* [Brief] Using the data below, copy every line that contains the word "this".

-- START OF Information supplied --

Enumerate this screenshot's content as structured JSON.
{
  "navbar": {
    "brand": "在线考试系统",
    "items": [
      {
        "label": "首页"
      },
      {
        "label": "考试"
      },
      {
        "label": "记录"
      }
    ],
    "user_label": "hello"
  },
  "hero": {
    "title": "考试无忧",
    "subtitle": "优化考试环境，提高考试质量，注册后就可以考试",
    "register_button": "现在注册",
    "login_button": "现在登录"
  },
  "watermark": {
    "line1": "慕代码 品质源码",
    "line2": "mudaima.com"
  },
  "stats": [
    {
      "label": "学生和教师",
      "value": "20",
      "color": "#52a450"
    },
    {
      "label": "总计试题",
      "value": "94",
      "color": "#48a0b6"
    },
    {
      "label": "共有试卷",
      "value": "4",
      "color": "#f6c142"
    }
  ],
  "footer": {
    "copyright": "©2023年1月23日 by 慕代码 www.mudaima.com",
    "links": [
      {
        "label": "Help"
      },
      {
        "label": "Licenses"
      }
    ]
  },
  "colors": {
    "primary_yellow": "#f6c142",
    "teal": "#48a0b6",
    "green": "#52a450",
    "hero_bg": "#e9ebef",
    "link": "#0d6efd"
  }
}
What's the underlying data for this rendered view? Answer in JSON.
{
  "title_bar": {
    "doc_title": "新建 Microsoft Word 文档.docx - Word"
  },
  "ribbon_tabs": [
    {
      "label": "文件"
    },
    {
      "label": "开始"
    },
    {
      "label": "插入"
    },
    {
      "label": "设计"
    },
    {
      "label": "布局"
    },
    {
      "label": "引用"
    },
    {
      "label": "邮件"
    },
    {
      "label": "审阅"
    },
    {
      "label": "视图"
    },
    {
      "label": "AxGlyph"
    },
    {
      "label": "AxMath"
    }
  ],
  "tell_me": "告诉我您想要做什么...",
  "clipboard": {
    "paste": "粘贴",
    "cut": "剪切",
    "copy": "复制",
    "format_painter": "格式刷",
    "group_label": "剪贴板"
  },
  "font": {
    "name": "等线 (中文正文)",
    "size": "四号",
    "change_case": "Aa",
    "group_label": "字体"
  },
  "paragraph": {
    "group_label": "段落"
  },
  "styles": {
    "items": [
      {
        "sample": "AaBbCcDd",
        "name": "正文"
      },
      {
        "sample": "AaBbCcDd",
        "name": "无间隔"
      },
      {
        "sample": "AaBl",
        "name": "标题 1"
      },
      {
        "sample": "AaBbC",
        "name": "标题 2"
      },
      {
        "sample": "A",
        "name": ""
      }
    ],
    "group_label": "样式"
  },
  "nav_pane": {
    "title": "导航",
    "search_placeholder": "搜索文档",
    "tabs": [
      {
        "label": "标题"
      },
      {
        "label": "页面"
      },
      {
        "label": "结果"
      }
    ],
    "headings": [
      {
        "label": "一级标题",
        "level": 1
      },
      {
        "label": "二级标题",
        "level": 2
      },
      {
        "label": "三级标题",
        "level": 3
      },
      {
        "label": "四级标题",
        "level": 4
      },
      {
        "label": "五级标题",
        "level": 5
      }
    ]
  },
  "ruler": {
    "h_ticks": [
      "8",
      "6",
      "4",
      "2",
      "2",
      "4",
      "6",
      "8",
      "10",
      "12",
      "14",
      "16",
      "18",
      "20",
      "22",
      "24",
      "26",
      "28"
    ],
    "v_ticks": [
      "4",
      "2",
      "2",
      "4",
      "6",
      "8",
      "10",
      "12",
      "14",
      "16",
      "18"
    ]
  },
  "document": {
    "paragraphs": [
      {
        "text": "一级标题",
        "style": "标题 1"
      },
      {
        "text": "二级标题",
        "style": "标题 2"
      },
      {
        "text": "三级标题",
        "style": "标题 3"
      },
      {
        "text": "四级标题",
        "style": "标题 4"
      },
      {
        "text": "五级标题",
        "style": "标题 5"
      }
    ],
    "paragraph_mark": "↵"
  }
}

-- END OF Information supplied --

* [Result of the task]
Enumerate this screenshot's content as structured JSON.
What's the underlying data for this rendered view? Answer in JSON.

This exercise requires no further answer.